INPUT DATA
-.-.-
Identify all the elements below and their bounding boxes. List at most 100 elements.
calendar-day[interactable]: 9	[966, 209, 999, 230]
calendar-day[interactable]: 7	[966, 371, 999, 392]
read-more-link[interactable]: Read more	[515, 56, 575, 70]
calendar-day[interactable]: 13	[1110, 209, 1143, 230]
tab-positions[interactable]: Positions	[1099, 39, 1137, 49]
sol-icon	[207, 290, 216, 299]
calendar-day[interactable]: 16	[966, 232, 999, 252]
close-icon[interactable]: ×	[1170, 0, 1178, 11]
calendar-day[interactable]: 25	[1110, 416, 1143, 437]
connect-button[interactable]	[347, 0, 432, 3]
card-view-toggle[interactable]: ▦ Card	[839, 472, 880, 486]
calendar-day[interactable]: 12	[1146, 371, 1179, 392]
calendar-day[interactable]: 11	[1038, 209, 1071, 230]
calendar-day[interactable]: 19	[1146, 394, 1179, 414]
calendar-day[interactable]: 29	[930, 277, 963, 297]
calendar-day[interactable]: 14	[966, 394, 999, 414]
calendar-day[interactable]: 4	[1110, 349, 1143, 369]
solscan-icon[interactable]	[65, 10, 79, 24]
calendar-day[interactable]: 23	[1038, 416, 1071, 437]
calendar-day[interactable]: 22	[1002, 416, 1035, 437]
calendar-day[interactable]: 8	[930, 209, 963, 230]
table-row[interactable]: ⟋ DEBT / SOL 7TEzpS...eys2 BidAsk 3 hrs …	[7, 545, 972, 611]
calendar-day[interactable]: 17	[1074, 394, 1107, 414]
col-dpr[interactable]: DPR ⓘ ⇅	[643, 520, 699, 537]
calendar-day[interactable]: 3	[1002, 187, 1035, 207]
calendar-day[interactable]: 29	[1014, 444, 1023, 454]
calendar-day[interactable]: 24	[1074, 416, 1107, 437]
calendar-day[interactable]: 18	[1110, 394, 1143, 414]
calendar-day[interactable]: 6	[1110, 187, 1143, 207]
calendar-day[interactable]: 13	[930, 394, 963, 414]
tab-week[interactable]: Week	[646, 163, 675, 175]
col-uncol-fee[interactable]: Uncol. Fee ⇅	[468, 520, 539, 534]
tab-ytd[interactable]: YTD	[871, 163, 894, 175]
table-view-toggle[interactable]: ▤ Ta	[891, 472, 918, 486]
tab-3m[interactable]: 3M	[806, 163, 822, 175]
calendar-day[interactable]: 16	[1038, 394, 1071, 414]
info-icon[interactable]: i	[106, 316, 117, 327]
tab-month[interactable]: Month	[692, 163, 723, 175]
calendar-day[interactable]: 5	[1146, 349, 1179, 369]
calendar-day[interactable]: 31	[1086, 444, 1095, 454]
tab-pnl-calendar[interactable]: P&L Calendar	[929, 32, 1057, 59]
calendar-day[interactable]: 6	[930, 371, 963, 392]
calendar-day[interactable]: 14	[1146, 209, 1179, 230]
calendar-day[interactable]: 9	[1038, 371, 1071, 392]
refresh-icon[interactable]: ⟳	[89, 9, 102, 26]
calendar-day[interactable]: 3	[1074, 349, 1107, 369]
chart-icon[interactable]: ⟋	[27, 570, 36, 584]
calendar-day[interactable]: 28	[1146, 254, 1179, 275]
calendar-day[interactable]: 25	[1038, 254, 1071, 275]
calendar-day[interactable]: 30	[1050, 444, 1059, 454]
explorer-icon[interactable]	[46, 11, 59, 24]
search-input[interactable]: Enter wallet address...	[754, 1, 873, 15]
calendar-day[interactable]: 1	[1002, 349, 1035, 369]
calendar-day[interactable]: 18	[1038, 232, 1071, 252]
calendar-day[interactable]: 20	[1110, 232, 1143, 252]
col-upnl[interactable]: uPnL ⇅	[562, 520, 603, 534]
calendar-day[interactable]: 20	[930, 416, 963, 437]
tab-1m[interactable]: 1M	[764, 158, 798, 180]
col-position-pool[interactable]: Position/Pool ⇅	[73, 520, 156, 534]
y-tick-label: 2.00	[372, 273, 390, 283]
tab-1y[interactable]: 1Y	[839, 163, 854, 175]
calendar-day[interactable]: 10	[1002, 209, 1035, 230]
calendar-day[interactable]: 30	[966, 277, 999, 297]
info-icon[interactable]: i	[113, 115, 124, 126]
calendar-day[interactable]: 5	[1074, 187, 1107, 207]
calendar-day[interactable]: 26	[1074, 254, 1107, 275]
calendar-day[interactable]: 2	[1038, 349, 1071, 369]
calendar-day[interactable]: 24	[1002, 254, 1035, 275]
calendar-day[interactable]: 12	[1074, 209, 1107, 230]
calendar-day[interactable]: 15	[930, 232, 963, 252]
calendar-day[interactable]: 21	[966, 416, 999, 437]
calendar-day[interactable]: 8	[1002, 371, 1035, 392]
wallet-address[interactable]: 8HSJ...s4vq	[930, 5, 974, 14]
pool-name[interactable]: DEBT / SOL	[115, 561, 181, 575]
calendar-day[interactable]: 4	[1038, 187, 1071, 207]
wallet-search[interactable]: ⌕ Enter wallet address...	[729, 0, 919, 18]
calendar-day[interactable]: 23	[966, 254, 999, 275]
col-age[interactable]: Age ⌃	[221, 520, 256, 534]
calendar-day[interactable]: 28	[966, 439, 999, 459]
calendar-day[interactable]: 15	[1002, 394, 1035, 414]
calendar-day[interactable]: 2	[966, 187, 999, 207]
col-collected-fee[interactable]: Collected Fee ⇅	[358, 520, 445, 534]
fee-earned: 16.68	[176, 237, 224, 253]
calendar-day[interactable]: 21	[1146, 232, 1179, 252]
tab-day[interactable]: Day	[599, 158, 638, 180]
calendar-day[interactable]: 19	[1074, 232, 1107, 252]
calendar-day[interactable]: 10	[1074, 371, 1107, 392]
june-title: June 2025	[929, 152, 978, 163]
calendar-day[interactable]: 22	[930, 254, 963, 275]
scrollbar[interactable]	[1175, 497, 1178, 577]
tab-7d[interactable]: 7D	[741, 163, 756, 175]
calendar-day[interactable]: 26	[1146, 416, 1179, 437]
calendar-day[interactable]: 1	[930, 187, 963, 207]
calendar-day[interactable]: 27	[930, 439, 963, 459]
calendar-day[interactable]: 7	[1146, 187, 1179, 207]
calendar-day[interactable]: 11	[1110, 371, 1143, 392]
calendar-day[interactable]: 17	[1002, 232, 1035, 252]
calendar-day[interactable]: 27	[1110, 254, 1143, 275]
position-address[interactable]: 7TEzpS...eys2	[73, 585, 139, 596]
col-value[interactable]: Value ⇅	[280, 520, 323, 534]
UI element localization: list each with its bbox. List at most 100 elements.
-.-.-
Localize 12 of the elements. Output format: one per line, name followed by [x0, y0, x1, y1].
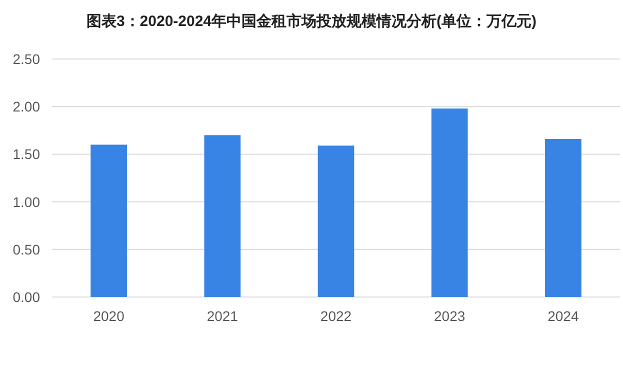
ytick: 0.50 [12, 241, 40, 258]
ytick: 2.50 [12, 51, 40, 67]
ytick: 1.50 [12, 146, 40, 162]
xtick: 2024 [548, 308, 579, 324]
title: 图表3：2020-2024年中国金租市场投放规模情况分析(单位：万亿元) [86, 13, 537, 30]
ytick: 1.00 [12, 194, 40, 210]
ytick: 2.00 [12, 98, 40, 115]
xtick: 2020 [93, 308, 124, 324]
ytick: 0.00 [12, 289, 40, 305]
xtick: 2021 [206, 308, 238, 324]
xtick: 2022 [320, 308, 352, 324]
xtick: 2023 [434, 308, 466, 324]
-.-.-
WORK REQUIRED
Please reproduce the material from the line with "Localize 12 of" to the line with "xtick: 2020 [93, 308, 124, 324]", including both of those lines, and leave out any pictures.

ANSWER FOR THIS EXERCISE
Localize 12 of the elements. Output format: one per line, name followed by [x0, y0, x1, y1].
ytick: 0.50 [12, 241, 40, 258]
ytick: 2.50 [12, 51, 40, 67]
ytick: 1.50 [12, 146, 40, 162]
xtick: 2024 [548, 308, 579, 324]
title: 图表3：2020-2024年中国金租市场投放规模情况分析(单位：万亿元) [86, 13, 537, 30]
ytick: 1.00 [12, 194, 40, 210]
ytick: 2.00 [12, 98, 40, 115]
xtick: 2020 [93, 308, 124, 324]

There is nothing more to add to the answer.